## TASK DIRECTIONS
Would it be possible to write out each entry below exactly, without the pictures?
######
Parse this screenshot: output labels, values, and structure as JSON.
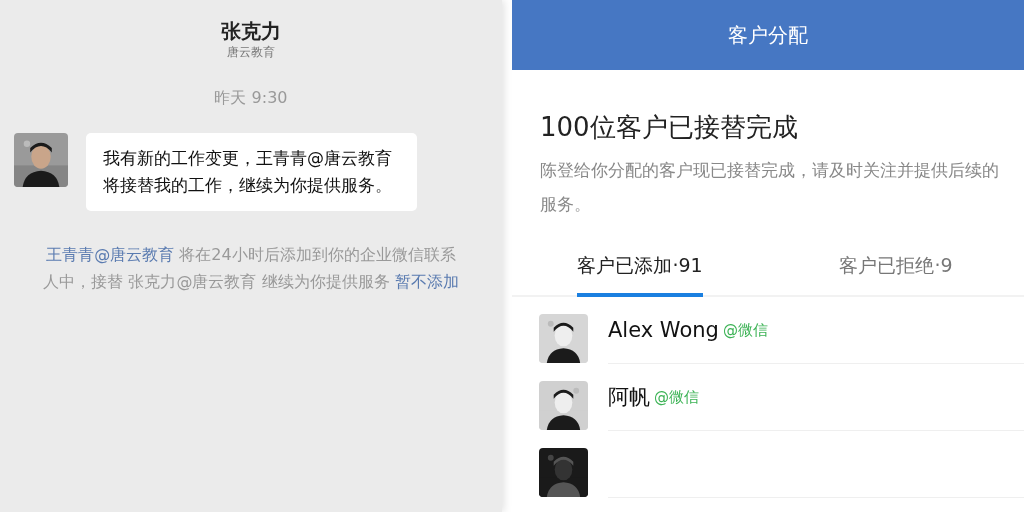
{
  "chat": {
    "title": "张克力",
    "subtitle": "唐云教育",
    "timestamp": "昨天 9:30",
    "message": {
      "avatar": {
        "kind": "picture"
      },
      "text": "我有新的工作变更，王青青@唐云教育将接替我的工作，继续为你提供服务。"
    },
    "notice": [
      {
        "kind": "link",
        "text": "王青青@唐云教育"
      },
      {
        "kind": "plain",
        "text": " 将在24小时后添加到你的企业微信联系人中，接替 张克力@唐云教育 继续为你提供服务 "
      },
      {
        "kind": "link",
        "text": "暂不添加"
      }
    ]
  },
  "assignment": {
    "header": "客户分配",
    "title": "100位客户已接替完成",
    "description": "陈登给你分配的客户现已接替完成，请及时关注并提供后续的服务。",
    "tabs": [
      {
        "label": "客户已添加·91",
        "selected": true
      },
      {
        "label": "客户已拒绝·9",
        "selected": false
      }
    ],
    "customers": [
      {
        "name": "Alex Wong",
        "source": "@微信",
        "avatar": {
          "kind": "picture"
        }
      },
      {
        "name": "阿帆",
        "source": "@微信",
        "avatar": {
          "kind": "picture"
        }
      },
      {
        "avatar": {
          "kind": "picture"
        }
      }
    ]
  }
}
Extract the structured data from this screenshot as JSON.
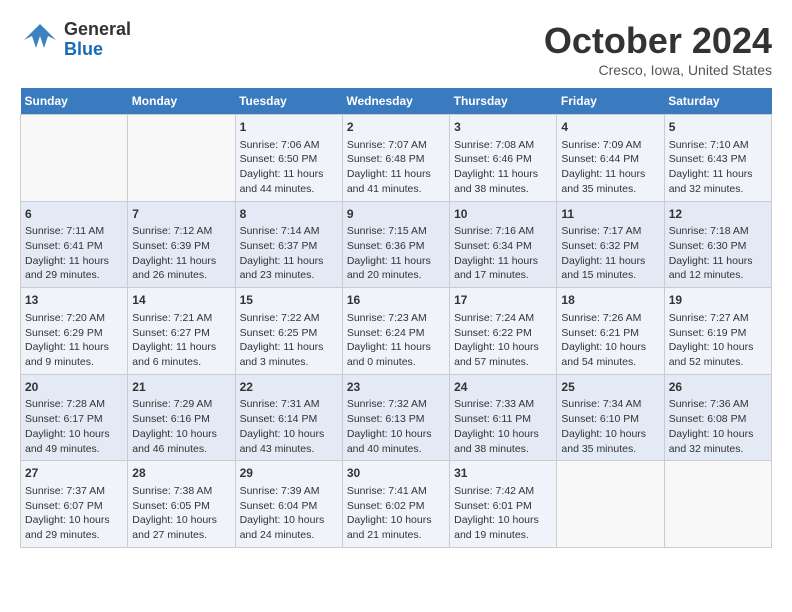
{
  "header": {
    "logo": {
      "general": "General",
      "blue": "Blue",
      "tagline": ""
    },
    "title": "October 2024",
    "subtitle": "Cresco, Iowa, United States"
  },
  "calendar": {
    "days_of_week": [
      "Sunday",
      "Monday",
      "Tuesday",
      "Wednesday",
      "Thursday",
      "Friday",
      "Saturday"
    ],
    "weeks": [
      {
        "days": [
          {
            "num": "",
            "info": ""
          },
          {
            "num": "",
            "info": ""
          },
          {
            "num": "1",
            "info": "Sunrise: 7:06 AM\nSunset: 6:50 PM\nDaylight: 11 hours and 44 minutes."
          },
          {
            "num": "2",
            "info": "Sunrise: 7:07 AM\nSunset: 6:48 PM\nDaylight: 11 hours and 41 minutes."
          },
          {
            "num": "3",
            "info": "Sunrise: 7:08 AM\nSunset: 6:46 PM\nDaylight: 11 hours and 38 minutes."
          },
          {
            "num": "4",
            "info": "Sunrise: 7:09 AM\nSunset: 6:44 PM\nDaylight: 11 hours and 35 minutes."
          },
          {
            "num": "5",
            "info": "Sunrise: 7:10 AM\nSunset: 6:43 PM\nDaylight: 11 hours and 32 minutes."
          }
        ]
      },
      {
        "days": [
          {
            "num": "6",
            "info": "Sunrise: 7:11 AM\nSunset: 6:41 PM\nDaylight: 11 hours and 29 minutes."
          },
          {
            "num": "7",
            "info": "Sunrise: 7:12 AM\nSunset: 6:39 PM\nDaylight: 11 hours and 26 minutes."
          },
          {
            "num": "8",
            "info": "Sunrise: 7:14 AM\nSunset: 6:37 PM\nDaylight: 11 hours and 23 minutes."
          },
          {
            "num": "9",
            "info": "Sunrise: 7:15 AM\nSunset: 6:36 PM\nDaylight: 11 hours and 20 minutes."
          },
          {
            "num": "10",
            "info": "Sunrise: 7:16 AM\nSunset: 6:34 PM\nDaylight: 11 hours and 17 minutes."
          },
          {
            "num": "11",
            "info": "Sunrise: 7:17 AM\nSunset: 6:32 PM\nDaylight: 11 hours and 15 minutes."
          },
          {
            "num": "12",
            "info": "Sunrise: 7:18 AM\nSunset: 6:30 PM\nDaylight: 11 hours and 12 minutes."
          }
        ]
      },
      {
        "days": [
          {
            "num": "13",
            "info": "Sunrise: 7:20 AM\nSunset: 6:29 PM\nDaylight: 11 hours and 9 minutes."
          },
          {
            "num": "14",
            "info": "Sunrise: 7:21 AM\nSunset: 6:27 PM\nDaylight: 11 hours and 6 minutes."
          },
          {
            "num": "15",
            "info": "Sunrise: 7:22 AM\nSunset: 6:25 PM\nDaylight: 11 hours and 3 minutes."
          },
          {
            "num": "16",
            "info": "Sunrise: 7:23 AM\nSunset: 6:24 PM\nDaylight: 11 hours and 0 minutes."
          },
          {
            "num": "17",
            "info": "Sunrise: 7:24 AM\nSunset: 6:22 PM\nDaylight: 10 hours and 57 minutes."
          },
          {
            "num": "18",
            "info": "Sunrise: 7:26 AM\nSunset: 6:21 PM\nDaylight: 10 hours and 54 minutes."
          },
          {
            "num": "19",
            "info": "Sunrise: 7:27 AM\nSunset: 6:19 PM\nDaylight: 10 hours and 52 minutes."
          }
        ]
      },
      {
        "days": [
          {
            "num": "20",
            "info": "Sunrise: 7:28 AM\nSunset: 6:17 PM\nDaylight: 10 hours and 49 minutes."
          },
          {
            "num": "21",
            "info": "Sunrise: 7:29 AM\nSunset: 6:16 PM\nDaylight: 10 hours and 46 minutes."
          },
          {
            "num": "22",
            "info": "Sunrise: 7:31 AM\nSunset: 6:14 PM\nDaylight: 10 hours and 43 minutes."
          },
          {
            "num": "23",
            "info": "Sunrise: 7:32 AM\nSunset: 6:13 PM\nDaylight: 10 hours and 40 minutes."
          },
          {
            "num": "24",
            "info": "Sunrise: 7:33 AM\nSunset: 6:11 PM\nDaylight: 10 hours and 38 minutes."
          },
          {
            "num": "25",
            "info": "Sunrise: 7:34 AM\nSunset: 6:10 PM\nDaylight: 10 hours and 35 minutes."
          },
          {
            "num": "26",
            "info": "Sunrise: 7:36 AM\nSunset: 6:08 PM\nDaylight: 10 hours and 32 minutes."
          }
        ]
      },
      {
        "days": [
          {
            "num": "27",
            "info": "Sunrise: 7:37 AM\nSunset: 6:07 PM\nDaylight: 10 hours and 29 minutes."
          },
          {
            "num": "28",
            "info": "Sunrise: 7:38 AM\nSunset: 6:05 PM\nDaylight: 10 hours and 27 minutes."
          },
          {
            "num": "29",
            "info": "Sunrise: 7:39 AM\nSunset: 6:04 PM\nDaylight: 10 hours and 24 minutes."
          },
          {
            "num": "30",
            "info": "Sunrise: 7:41 AM\nSunset: 6:02 PM\nDaylight: 10 hours and 21 minutes."
          },
          {
            "num": "31",
            "info": "Sunrise: 7:42 AM\nSunset: 6:01 PM\nDaylight: 10 hours and 19 minutes."
          },
          {
            "num": "",
            "info": ""
          },
          {
            "num": "",
            "info": ""
          }
        ]
      }
    ]
  }
}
######
## THE ANSWER
Parse this screenshot: output labels, values, and structure as JSON.
{
  "chat": {
    "title": "张克力",
    "subtitle": "唐云教育",
    "timestamp": "昨天 9:30",
    "message": {
      "avatar": {
        "kind": "picture"
      },
      "text": "我有新的工作变更，王青青@唐云教育将接替我的工作，继续为你提供服务。"
    },
    "notice": [
      {
        "kind": "link",
        "text": "王青青@唐云教育"
      },
      {
        "kind": "plain",
        "text": " 将在24小时后添加到你的企业微信联系人中，接替 张克力@唐云教育 继续为你提供服务 "
      },
      {
        "kind": "link",
        "text": "暂不添加"
      }
    ]
  },
  "assignment": {
    "header": "客户分配",
    "title": "100位客户已接替完成",
    "description": "陈登给你分配的客户现已接替完成，请及时关注并提供后续的服务。",
    "tabs": [
      {
        "label": "客户已添加·91",
        "selected": true
      },
      {
        "label": "客户已拒绝·9",
        "selected": false
      }
    ],
    "customers": [
      {
        "name": "Alex Wong",
        "source": "@微信",
        "avatar": {
          "kind": "picture"
        }
      },
      {
        "name": "阿帆",
        "source": "@微信",
        "avatar": {
          "kind": "picture"
        }
      },
      {
        "avatar": {
          "kind": "picture"
        }
      }
    ]
  }
}
Extract the structured data from this screenshot as JSON.
{
  "header": {
    "logo": {
      "general": "General",
      "blue": "Blue",
      "tagline": ""
    },
    "title": "October 2024",
    "subtitle": "Cresco, Iowa, United States"
  },
  "calendar": {
    "days_of_week": [
      "Sunday",
      "Monday",
      "Tuesday",
      "Wednesday",
      "Thursday",
      "Friday",
      "Saturday"
    ],
    "weeks": [
      {
        "days": [
          {
            "num": "",
            "info": ""
          },
          {
            "num": "",
            "info": ""
          },
          {
            "num": "1",
            "info": "Sunrise: 7:06 AM\nSunset: 6:50 PM\nDaylight: 11 hours and 44 minutes."
          },
          {
            "num": "2",
            "info": "Sunrise: 7:07 AM\nSunset: 6:48 PM\nDaylight: 11 hours and 41 minutes."
          },
          {
            "num": "3",
            "info": "Sunrise: 7:08 AM\nSunset: 6:46 PM\nDaylight: 11 hours and 38 minutes."
          },
          {
            "num": "4",
            "info": "Sunrise: 7:09 AM\nSunset: 6:44 PM\nDaylight: 11 hours and 35 minutes."
          },
          {
            "num": "5",
            "info": "Sunrise: 7:10 AM\nSunset: 6:43 PM\nDaylight: 11 hours and 32 minutes."
          }
        ]
      },
      {
        "days": [
          {
            "num": "6",
            "info": "Sunrise: 7:11 AM\nSunset: 6:41 PM\nDaylight: 11 hours and 29 minutes."
          },
          {
            "num": "7",
            "info": "Sunrise: 7:12 AM\nSunset: 6:39 PM\nDaylight: 11 hours and 26 minutes."
          },
          {
            "num": "8",
            "info": "Sunrise: 7:14 AM\nSunset: 6:37 PM\nDaylight: 11 hours and 23 minutes."
          },
          {
            "num": "9",
            "info": "Sunrise: 7:15 AM\nSunset: 6:36 PM\nDaylight: 11 hours and 20 minutes."
          },
          {
            "num": "10",
            "info": "Sunrise: 7:16 AM\nSunset: 6:34 PM\nDaylight: 11 hours and 17 minutes."
          },
          {
            "num": "11",
            "info": "Sunrise: 7:17 AM\nSunset: 6:32 PM\nDaylight: 11 hours and 15 minutes."
          },
          {
            "num": "12",
            "info": "Sunrise: 7:18 AM\nSunset: 6:30 PM\nDaylight: 11 hours and 12 minutes."
          }
        ]
      },
      {
        "days": [
          {
            "num": "13",
            "info": "Sunrise: 7:20 AM\nSunset: 6:29 PM\nDaylight: 11 hours and 9 minutes."
          },
          {
            "num": "14",
            "info": "Sunrise: 7:21 AM\nSunset: 6:27 PM\nDaylight: 11 hours and 6 minutes."
          },
          {
            "num": "15",
            "info": "Sunrise: 7:22 AM\nSunset: 6:25 PM\nDaylight: 11 hours and 3 minutes."
          },
          {
            "num": "16",
            "info": "Sunrise: 7:23 AM\nSunset: 6:24 PM\nDaylight: 11 hours and 0 minutes."
          },
          {
            "num": "17",
            "info": "Sunrise: 7:24 AM\nSunset: 6:22 PM\nDaylight: 10 hours and 57 minutes."
          },
          {
            "num": "18",
            "info": "Sunrise: 7:26 AM\nSunset: 6:21 PM\nDaylight: 10 hours and 54 minutes."
          },
          {
            "num": "19",
            "info": "Sunrise: 7:27 AM\nSunset: 6:19 PM\nDaylight: 10 hours and 52 minutes."
          }
        ]
      },
      {
        "days": [
          {
            "num": "20",
            "info": "Sunrise: 7:28 AM\nSunset: 6:17 PM\nDaylight: 10 hours and 49 minutes."
          },
          {
            "num": "21",
            "info": "Sunrise: 7:29 AM\nSunset: 6:16 PM\nDaylight: 10 hours and 46 minutes."
          },
          {
            "num": "22",
            "info": "Sunrise: 7:31 AM\nSunset: 6:14 PM\nDaylight: 10 hours and 43 minutes."
          },
          {
            "num": "23",
            "info": "Sunrise: 7:32 AM\nSunset: 6:13 PM\nDaylight: 10 hours and 40 minutes."
          },
          {
            "num": "24",
            "info": "Sunrise: 7:33 AM\nSunset: 6:11 PM\nDaylight: 10 hours and 38 minutes."
          },
          {
            "num": "25",
            "info": "Sunrise: 7:34 AM\nSunset: 6:10 PM\nDaylight: 10 hours and 35 minutes."
          },
          {
            "num": "26",
            "info": "Sunrise: 7:36 AM\nSunset: 6:08 PM\nDaylight: 10 hours and 32 minutes."
          }
        ]
      },
      {
        "days": [
          {
            "num": "27",
            "info": "Sunrise: 7:37 AM\nSunset: 6:07 PM\nDaylight: 10 hours and 29 minutes."
          },
          {
            "num": "28",
            "info": "Sunrise: 7:38 AM\nSunset: 6:05 PM\nDaylight: 10 hours and 27 minutes."
          },
          {
            "num": "29",
            "info": "Sunrise: 7:39 AM\nSunset: 6:04 PM\nDaylight: 10 hours and 24 minutes."
          },
          {
            "num": "30",
            "info": "Sunrise: 7:41 AM\nSunset: 6:02 PM\nDaylight: 10 hours and 21 minutes."
          },
          {
            "num": "31",
            "info": "Sunrise: 7:42 AM\nSunset: 6:01 PM\nDaylight: 10 hours and 19 minutes."
          },
          {
            "num": "",
            "info": ""
          },
          {
            "num": "",
            "info": ""
          }
        ]
      }
    ]
  }
}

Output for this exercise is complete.